Give a count of the lines below that have the string "text" in them, with no other words.
** START Record excerpts **
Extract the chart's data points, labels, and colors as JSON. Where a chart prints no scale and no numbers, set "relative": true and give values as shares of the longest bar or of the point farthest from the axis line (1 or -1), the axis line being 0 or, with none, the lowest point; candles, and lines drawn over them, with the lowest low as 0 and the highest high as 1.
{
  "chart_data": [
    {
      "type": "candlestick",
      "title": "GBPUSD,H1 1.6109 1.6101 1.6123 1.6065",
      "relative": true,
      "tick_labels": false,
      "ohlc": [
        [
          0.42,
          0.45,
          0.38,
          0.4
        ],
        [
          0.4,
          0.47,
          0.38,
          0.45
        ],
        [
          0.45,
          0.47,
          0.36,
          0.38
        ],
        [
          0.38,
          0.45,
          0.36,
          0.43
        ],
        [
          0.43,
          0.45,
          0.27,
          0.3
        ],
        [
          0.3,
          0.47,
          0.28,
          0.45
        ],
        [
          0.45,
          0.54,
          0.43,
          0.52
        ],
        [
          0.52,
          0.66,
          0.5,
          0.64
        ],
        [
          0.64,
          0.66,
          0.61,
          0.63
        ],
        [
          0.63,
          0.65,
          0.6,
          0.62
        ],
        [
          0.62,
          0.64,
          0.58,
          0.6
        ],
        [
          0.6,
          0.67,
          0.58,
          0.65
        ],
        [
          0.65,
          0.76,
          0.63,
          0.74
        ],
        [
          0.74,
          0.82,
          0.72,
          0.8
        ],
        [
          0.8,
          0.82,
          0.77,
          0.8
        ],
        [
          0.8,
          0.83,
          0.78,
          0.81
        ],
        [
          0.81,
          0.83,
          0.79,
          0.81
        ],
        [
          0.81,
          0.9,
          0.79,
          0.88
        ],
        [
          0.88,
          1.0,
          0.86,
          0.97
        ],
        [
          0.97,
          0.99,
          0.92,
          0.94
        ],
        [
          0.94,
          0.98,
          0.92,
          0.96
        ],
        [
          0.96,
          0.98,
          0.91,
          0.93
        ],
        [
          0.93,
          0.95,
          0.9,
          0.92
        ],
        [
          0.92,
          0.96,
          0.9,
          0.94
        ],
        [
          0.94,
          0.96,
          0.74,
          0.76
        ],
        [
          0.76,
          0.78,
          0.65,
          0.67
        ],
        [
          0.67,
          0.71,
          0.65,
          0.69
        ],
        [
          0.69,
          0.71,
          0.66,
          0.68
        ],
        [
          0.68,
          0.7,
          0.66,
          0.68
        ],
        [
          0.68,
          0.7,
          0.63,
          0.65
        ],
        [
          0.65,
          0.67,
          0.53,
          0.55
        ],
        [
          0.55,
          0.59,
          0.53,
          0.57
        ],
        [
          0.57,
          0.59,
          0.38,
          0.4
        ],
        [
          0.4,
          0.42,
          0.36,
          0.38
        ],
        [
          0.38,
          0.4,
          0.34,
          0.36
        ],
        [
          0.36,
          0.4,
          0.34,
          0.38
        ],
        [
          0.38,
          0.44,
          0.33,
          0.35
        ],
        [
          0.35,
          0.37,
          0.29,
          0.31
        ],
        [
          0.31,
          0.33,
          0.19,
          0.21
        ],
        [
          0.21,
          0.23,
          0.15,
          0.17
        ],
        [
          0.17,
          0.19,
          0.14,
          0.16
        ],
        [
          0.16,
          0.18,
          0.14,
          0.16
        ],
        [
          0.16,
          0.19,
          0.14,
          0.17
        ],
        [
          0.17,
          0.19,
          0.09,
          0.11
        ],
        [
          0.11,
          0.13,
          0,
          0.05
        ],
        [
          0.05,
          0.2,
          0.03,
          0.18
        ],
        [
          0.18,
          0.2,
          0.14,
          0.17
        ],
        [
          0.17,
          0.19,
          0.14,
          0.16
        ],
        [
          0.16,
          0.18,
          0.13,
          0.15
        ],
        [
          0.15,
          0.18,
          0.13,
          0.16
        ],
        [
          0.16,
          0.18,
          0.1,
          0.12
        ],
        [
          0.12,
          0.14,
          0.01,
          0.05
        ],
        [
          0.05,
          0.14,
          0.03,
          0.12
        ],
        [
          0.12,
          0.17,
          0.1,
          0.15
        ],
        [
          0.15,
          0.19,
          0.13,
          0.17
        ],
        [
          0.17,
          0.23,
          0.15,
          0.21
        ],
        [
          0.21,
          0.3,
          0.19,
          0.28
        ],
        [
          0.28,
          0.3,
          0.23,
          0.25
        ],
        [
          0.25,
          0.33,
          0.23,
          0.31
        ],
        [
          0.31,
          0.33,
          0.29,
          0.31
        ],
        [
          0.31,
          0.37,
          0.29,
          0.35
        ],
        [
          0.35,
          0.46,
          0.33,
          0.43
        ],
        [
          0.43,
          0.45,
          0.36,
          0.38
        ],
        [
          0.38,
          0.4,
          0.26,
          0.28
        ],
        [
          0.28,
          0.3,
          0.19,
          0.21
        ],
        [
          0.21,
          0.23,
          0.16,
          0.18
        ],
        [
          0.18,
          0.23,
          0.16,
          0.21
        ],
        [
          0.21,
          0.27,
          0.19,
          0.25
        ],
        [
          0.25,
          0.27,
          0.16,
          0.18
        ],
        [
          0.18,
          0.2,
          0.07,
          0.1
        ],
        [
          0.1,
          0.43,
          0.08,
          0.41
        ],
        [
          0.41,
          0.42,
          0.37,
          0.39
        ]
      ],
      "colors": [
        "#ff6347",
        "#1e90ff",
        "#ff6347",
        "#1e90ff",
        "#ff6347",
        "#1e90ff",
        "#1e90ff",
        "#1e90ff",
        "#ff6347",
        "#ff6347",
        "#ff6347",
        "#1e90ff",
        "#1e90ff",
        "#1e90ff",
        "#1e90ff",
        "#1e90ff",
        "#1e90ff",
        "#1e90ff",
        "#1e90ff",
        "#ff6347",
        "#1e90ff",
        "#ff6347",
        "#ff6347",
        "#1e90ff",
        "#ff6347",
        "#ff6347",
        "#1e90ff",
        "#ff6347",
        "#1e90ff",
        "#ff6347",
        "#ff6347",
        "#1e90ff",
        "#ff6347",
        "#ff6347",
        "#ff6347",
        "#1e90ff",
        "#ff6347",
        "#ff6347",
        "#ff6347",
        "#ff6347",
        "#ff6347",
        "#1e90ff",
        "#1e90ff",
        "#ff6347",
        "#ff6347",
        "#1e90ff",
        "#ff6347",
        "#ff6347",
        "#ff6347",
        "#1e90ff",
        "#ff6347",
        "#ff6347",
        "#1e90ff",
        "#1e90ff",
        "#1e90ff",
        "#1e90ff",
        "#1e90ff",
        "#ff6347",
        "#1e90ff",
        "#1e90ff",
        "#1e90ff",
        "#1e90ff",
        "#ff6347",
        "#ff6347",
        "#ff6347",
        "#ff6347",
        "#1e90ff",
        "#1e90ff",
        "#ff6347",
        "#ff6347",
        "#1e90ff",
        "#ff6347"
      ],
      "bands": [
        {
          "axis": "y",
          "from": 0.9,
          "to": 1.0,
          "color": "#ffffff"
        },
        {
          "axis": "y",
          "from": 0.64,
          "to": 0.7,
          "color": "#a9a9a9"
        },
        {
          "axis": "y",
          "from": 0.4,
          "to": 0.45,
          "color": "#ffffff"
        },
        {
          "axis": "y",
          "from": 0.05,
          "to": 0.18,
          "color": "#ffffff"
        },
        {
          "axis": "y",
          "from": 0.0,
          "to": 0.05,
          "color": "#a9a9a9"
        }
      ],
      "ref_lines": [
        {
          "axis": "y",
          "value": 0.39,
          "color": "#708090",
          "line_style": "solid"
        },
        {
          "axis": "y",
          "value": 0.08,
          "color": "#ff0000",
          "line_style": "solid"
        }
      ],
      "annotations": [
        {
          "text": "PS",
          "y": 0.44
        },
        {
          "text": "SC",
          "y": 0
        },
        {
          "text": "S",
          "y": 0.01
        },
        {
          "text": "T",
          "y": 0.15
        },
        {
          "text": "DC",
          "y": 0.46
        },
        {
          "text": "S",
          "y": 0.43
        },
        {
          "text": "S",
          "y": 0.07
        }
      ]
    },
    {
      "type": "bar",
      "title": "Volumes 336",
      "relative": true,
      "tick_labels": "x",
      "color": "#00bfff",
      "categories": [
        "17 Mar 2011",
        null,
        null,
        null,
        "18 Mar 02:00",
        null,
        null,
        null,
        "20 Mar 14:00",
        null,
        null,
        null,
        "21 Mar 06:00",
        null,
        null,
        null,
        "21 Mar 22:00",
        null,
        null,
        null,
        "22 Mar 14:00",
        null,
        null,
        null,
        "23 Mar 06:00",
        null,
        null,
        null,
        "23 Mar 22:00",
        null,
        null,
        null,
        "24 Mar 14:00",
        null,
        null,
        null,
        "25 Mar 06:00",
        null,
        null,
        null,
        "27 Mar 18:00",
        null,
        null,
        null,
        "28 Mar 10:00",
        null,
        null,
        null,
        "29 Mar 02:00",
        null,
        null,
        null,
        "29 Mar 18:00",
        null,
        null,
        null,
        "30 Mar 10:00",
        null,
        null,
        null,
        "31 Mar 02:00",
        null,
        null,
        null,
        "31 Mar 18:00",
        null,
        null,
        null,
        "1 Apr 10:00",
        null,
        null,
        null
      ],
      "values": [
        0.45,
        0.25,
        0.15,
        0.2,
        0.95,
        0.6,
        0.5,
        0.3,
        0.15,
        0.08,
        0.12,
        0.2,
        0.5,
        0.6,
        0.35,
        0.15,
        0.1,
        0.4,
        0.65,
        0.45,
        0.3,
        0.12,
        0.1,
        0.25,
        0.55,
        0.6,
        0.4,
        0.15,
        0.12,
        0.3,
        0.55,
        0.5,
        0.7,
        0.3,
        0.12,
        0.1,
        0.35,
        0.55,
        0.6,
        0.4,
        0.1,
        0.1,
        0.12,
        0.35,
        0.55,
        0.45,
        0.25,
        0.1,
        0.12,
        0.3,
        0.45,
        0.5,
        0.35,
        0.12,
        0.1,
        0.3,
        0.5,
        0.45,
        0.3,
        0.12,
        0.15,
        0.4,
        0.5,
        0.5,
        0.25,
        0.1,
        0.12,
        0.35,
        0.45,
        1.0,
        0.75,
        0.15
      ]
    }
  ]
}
** END Record excerpts **
Exercise result >> 7